--- START Items ---

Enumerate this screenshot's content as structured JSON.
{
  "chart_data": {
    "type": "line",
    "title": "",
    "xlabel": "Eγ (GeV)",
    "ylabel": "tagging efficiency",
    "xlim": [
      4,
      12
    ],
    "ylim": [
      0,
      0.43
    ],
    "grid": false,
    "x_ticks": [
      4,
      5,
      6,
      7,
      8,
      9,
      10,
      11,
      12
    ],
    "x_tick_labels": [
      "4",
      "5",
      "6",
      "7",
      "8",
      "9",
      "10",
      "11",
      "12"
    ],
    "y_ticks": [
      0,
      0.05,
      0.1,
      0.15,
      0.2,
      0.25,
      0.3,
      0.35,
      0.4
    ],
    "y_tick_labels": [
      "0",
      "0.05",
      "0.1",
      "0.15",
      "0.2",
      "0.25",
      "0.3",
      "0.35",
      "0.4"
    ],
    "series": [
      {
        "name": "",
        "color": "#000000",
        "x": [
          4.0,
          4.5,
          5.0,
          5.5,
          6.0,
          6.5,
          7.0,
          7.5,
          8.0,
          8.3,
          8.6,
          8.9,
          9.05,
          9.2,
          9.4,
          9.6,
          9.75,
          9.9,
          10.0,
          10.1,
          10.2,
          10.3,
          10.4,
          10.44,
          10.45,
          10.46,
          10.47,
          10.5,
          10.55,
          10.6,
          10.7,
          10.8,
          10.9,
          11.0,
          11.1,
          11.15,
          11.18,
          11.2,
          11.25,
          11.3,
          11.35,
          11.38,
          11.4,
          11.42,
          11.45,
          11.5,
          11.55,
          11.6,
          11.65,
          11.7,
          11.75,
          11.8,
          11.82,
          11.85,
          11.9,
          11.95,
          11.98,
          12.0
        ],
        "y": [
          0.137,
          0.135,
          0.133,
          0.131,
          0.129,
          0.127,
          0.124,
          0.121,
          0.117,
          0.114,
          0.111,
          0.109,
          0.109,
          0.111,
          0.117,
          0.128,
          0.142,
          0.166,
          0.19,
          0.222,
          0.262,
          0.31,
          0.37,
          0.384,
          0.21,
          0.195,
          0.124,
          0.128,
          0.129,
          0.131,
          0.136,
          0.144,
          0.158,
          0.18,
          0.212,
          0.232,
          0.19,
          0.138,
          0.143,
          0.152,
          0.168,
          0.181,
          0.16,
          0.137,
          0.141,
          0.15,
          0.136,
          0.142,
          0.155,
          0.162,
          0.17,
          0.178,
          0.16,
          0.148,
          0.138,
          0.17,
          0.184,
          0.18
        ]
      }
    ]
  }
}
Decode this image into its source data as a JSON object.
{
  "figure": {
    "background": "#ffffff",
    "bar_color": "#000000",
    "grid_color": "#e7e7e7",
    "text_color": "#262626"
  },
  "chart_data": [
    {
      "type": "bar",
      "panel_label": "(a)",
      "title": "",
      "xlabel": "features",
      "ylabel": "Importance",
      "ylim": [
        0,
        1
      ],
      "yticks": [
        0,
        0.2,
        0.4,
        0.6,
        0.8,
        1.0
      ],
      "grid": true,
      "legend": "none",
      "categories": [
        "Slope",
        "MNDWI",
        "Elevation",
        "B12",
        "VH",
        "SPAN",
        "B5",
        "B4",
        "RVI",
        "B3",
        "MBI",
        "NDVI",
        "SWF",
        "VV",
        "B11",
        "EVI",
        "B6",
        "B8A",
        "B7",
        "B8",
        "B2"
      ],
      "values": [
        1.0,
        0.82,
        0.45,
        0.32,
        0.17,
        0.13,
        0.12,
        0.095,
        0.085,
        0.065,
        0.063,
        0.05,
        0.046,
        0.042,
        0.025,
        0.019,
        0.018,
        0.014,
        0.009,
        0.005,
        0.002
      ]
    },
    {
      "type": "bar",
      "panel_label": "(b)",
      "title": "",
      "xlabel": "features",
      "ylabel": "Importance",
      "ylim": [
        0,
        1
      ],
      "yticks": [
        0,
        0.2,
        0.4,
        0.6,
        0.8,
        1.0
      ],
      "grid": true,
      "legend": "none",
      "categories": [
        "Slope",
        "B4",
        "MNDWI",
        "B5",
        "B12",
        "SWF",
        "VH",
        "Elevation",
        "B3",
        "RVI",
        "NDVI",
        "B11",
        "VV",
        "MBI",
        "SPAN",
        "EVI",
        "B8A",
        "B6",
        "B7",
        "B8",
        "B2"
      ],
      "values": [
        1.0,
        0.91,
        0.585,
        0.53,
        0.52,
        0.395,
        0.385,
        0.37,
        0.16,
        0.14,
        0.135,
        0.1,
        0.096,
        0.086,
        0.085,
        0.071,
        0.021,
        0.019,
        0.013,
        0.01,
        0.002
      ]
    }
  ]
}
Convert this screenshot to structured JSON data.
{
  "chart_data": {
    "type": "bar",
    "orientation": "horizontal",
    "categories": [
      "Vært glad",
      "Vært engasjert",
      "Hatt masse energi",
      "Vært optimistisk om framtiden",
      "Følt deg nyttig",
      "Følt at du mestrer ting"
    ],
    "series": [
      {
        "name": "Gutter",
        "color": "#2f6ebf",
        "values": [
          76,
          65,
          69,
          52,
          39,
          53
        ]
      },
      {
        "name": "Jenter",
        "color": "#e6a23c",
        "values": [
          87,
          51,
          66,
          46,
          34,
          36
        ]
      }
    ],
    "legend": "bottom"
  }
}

--- END Items ---

## Job
From the line with "Convert this screenshot" to the last line of the material, give every line again exactly, and only those lines.

## Task result
Convert this screenshot to structured JSON data.
{
  "chart_data": {
    "type": "bar",
    "orientation": "horizontal",
    "categories": [
      "Vært glad",
      "Vært engasjert",
      "Hatt masse energi",
      "Vært optimistisk om framtiden",
      "Følt deg nyttig",
      "Følt at du mestrer ting"
    ],
    "series": [
      {
        "name": "Gutter",
        "color": "#2f6ebf",
        "values": [
          76,
          65,
          69,
          52,
          39,
          53
        ]
      },
      {
        "name": "Jenter",
        "color": "#e6a23c",
        "values": [
          87,
          51,
          66,
          46,
          34,
          36
        ]
      }
    ],
    "legend": "bottom"
  }
}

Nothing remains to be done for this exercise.